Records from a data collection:
====

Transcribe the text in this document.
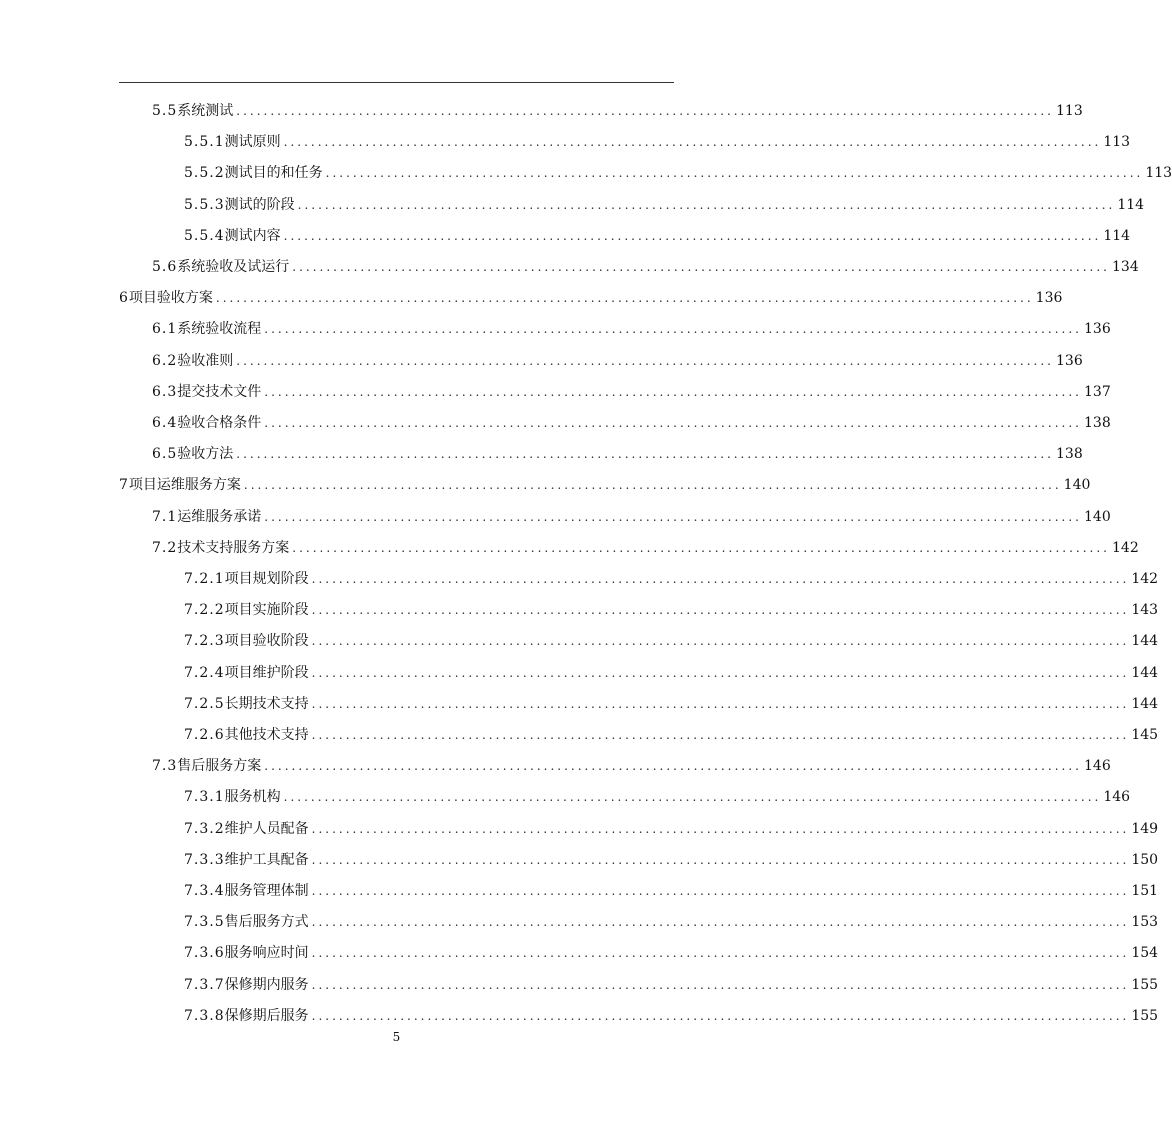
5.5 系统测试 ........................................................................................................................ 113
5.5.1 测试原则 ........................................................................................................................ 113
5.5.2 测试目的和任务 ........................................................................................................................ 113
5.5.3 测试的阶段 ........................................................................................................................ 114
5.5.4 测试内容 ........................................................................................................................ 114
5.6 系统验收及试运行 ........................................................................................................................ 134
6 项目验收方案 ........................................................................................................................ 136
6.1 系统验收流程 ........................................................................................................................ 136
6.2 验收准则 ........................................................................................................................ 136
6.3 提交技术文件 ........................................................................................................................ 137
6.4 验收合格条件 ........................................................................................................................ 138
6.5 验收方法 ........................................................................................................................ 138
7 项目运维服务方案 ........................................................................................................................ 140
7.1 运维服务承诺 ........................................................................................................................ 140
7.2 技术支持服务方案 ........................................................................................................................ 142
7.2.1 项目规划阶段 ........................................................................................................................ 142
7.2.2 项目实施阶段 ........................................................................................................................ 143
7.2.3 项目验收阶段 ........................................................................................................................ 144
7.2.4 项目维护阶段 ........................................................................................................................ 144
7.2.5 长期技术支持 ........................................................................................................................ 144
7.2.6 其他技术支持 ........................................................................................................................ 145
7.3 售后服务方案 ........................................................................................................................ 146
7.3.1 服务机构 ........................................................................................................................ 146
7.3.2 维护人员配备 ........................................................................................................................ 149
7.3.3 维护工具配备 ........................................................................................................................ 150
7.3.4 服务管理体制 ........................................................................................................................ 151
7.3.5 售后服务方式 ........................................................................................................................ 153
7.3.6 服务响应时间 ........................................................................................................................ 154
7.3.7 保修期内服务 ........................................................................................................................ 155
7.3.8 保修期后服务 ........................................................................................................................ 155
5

====

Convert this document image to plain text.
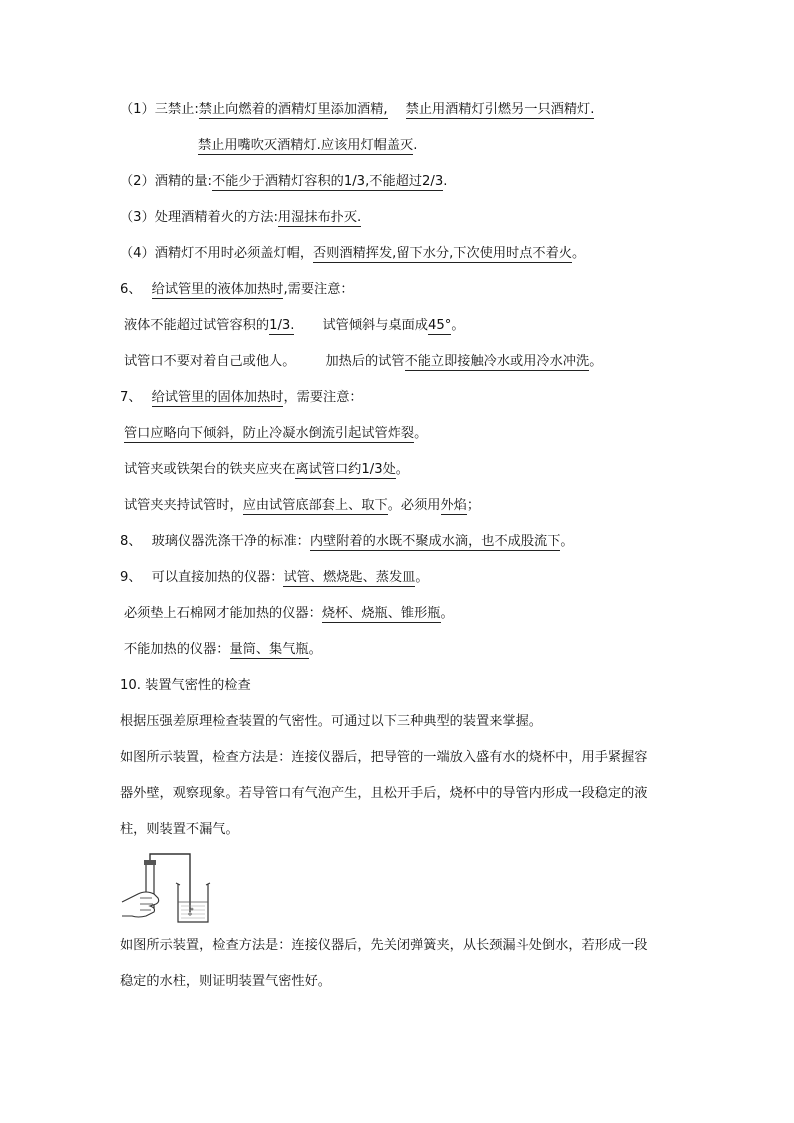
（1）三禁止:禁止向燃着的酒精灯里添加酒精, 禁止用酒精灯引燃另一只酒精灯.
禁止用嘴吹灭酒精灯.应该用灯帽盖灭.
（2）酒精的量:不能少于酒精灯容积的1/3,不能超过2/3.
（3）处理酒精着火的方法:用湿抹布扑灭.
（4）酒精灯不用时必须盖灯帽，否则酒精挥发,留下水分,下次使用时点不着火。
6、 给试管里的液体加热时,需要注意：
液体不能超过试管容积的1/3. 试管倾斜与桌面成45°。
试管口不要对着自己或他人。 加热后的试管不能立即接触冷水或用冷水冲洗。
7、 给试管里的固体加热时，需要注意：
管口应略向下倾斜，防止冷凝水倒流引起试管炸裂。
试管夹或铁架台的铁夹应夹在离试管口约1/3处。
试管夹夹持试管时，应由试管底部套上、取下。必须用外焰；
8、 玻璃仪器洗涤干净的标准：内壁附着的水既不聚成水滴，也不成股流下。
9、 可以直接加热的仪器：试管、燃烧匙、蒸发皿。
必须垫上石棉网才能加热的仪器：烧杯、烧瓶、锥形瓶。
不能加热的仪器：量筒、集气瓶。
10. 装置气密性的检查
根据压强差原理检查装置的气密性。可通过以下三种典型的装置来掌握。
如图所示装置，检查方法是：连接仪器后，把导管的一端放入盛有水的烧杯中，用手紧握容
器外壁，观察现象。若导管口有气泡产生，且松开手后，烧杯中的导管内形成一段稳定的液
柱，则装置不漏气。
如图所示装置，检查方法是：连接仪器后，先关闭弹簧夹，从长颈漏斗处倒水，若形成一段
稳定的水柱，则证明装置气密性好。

====

AIM OF THE TASK:
Look through the data above. Copy every line with the string "检查方法是" in it.

COMPLETE ANSWER:
如图所示装置，检查方法是：连接仪器后，把导管的一端放入盛有水的烧杯中，用手紧握容
如图所示装置，检查方法是：连接仪器后，先关闭弹簧夹，从长颈漏斗处倒水，若形成一段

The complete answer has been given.